# START OF LISTING

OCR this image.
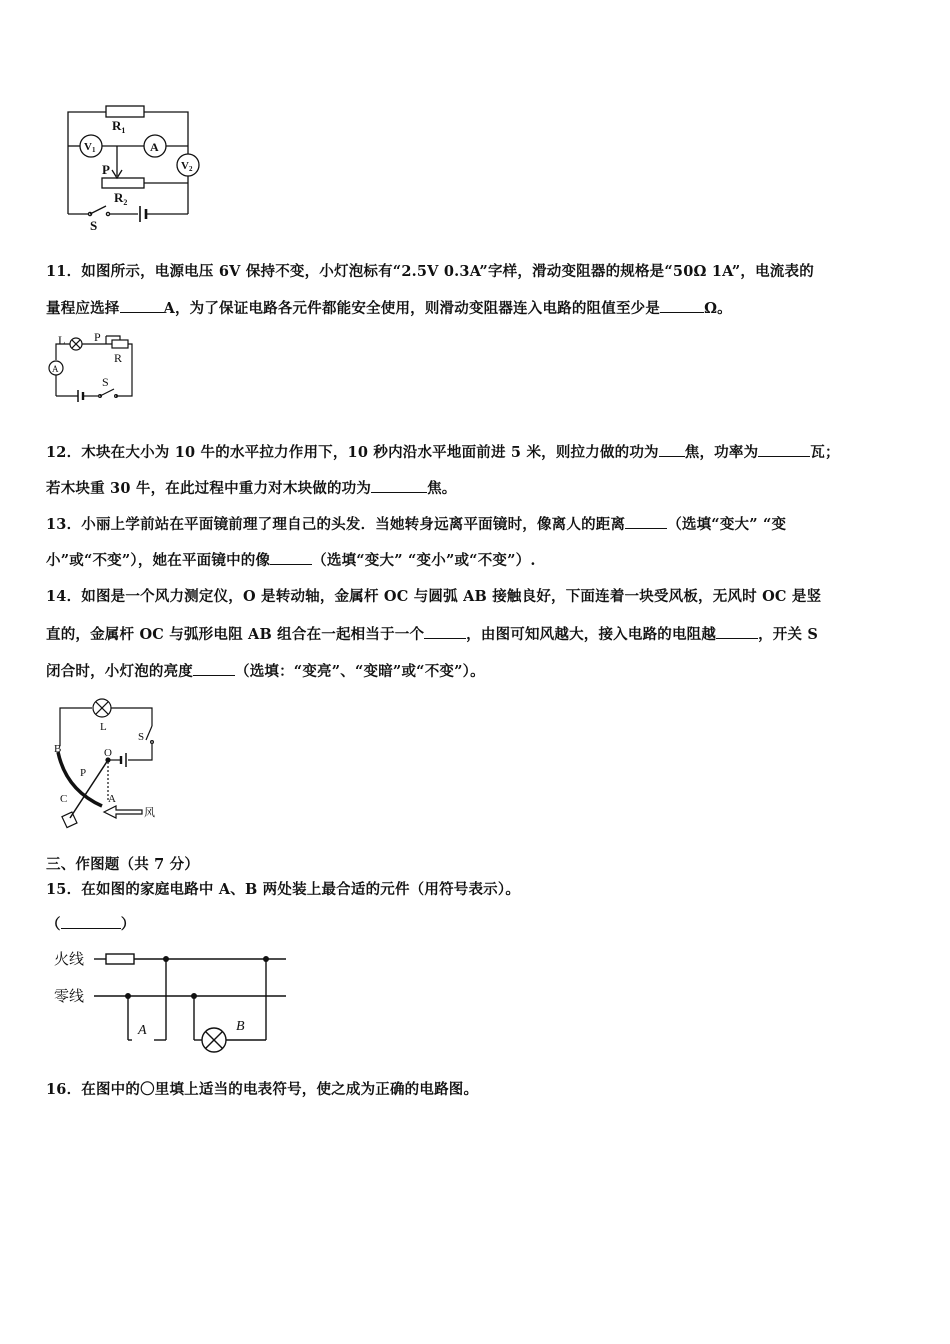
$R_1$
V1	A
V2
P
$R_2$
S
11．如图所示，电源电压 6V 保持不变，小灯泡标有“2.5V 0.3A”字样，滑动变阻器的规格是“50Ω 1A”，电流表的
量程应选择	A，为了保证电路各元件都能安全使用，则滑动变阻器连入电路的阻值至少是	Ω。
L P
R
S
A
12．木块在大小为 10 牛的水平拉力作用下，10 秒内沿水平地面前进 5 米，则拉力做的功为 焦，功率为	瓦；
若木块重 30 牛，在此过程中重力对木块做的功为	焦。
13．小丽上学前站在平面镜前理了理自己的头发．当她转身远离平面镜时，像离人的距离	（选填“变大” “变
小”或“不变”），她在平面镜中的像	（选填“变大” “变小”或“不变”）.
14．如图是一个风力测定仪，O 是转动轴，金属杆 OC 与圆弧 AB 接触良好，下面连着一块受风板，无风时 OC 是竖
直的，金属杆 OC 与弧形电阻 AB 组合在一起相当于一个	，由图可知风越大，接入电路的电阻越	，开关 S
闭合时，小灯泡的亮度	（选填：“变亮”、“变暗”或“不变”）。
B	O
L
S
P
C	A
风
三、作图题（共 7 分）
15．在如图的家庭电路中 A、B 两处装上最合适的元件（用符号表示）。
（	）
火线
零线
A	B
16．在图中的〇里填上适当的电表符号，使之成为正确的电路图。
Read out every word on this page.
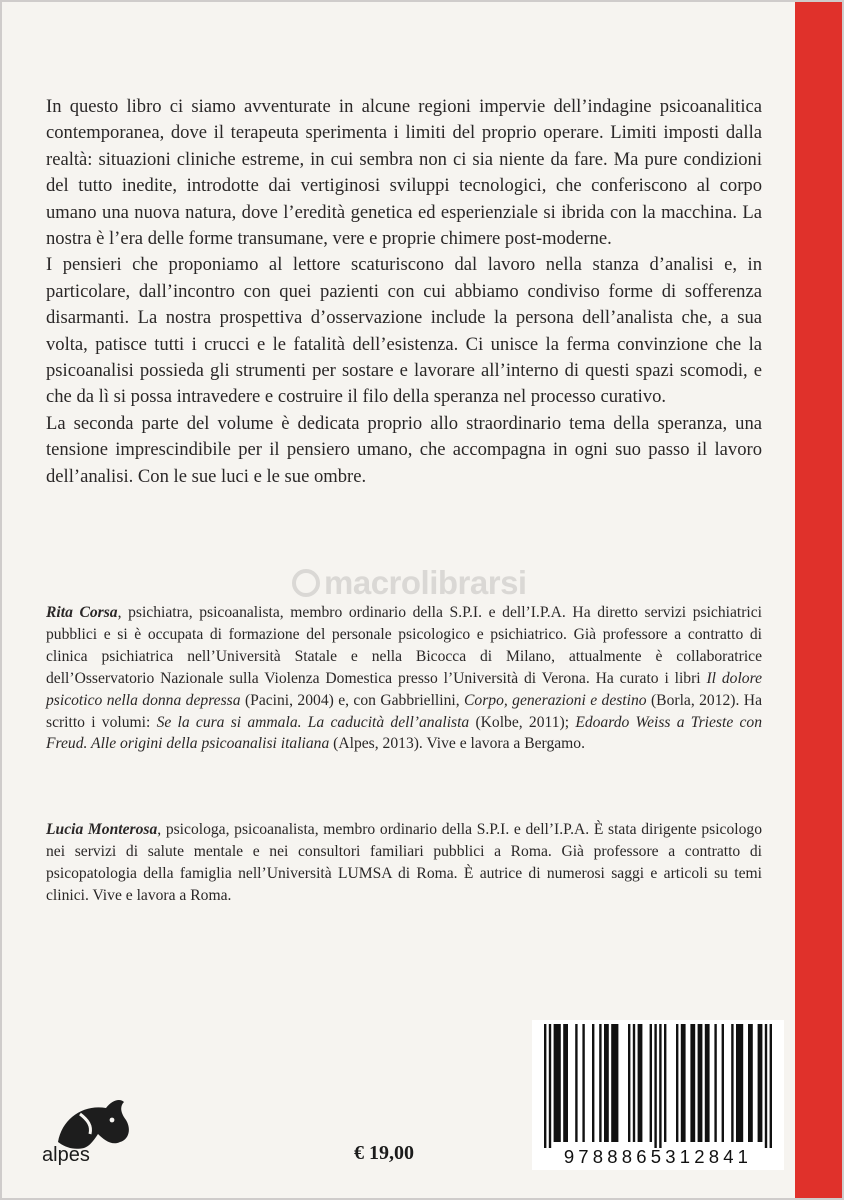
In questo libro ci siamo avventurate in alcune regioni impervie dell’indagine psicoanalitica contemporanea, dove il terapeuta sperimenta i limiti del proprio operare. Limiti imposti dalla realtà: situazioni cliniche estreme, in cui sembra non ci sia niente da fare. Ma pure condizioni del tutto inedite, introdotte dai vertiginosi sviluppi tecnologici, che conferiscono al corpo umano una nuova natura, dove l’eredità genetica ed esperienziale si ibrida con la macchina. La nostra è l’era delle forme transumane, vere e proprie chimere post-moderne.

I pensieri che proponiamo al lettore scaturiscono dal lavoro nella stanza d’analisi e, in particolare, dall’incontro con quei pazienti con cui abbiamo condiviso forme di sofferenza disarmanti. La nostra prospettiva d’osservazione include la persona dell’analista che, a sua volta, patisce tutti i crucci e le fatalità dell’esistenza. Ci unisce la ferma convinzione che la psicoanalisi possieda gli strumenti per sostare e lavorare all’interno di questi spazi scomodi, e che da lì si possa intravedere e costruire il filo della speranza nel processo curativo.

La seconda parte del volume è dedicata proprio allo straordinario tema della speranza, una tensione imprescindibile per il pensiero umano, che accompagna in ogni suo passo il lavoro dell’analisi. Con le sue luci e le sue ombre.

macrolibrarsi
Rita Corsa, psichiatra, psicoanalista, membro ordinario della S.P.I. e dell’I.P.A. Ha diretto servizi psichiatrici pubblici e si è occupata di formazione del personale psicologico e psichiatrico. Già professore a contratto di clinica psichiatrica nell’Università Statale e nella Bicocca di Milano, attualmente è collaboratrice dell’Osservatorio Nazionale sulla Violenza Domestica presso l’Università di Verona. Ha curato i libri Il dolore psicotico nella donna depressa (Pacini, 2004) e, con Gabbriellini, Corpo, generazioni e destino (Borla, 2012). Ha scritto i volumi: Se la cura si ammala. La caducità dell’analista (Kolbe, 2011); Edoardo Weiss a Trieste con Freud. Alle origini della psicoanalisi italiana (Alpes, 2013). Vive e lavora a Bergamo.
Lucia Monterosa, psicologa, psicoanalista, membro ordinario della S.P.I. e dell’I.P.A. È stata dirigente psicologo nei servizi di salute mentale e nei consultori familiari pubblici a Roma. Già professore a contratto di psicopatologia della famiglia nell’Università LUMSA di Roma. È autrice di numerosi saggi e articoli su temi clinici. Vive e lavora a Roma.
alpes	€ 19,00	9788865312841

# END OF LISTING

WHAT IS NEEDED:
Scan the material above. Extract every line in which the word "this" occurs.

THE COMPLETED TASK:
OCR this image.
Read out every word on this page.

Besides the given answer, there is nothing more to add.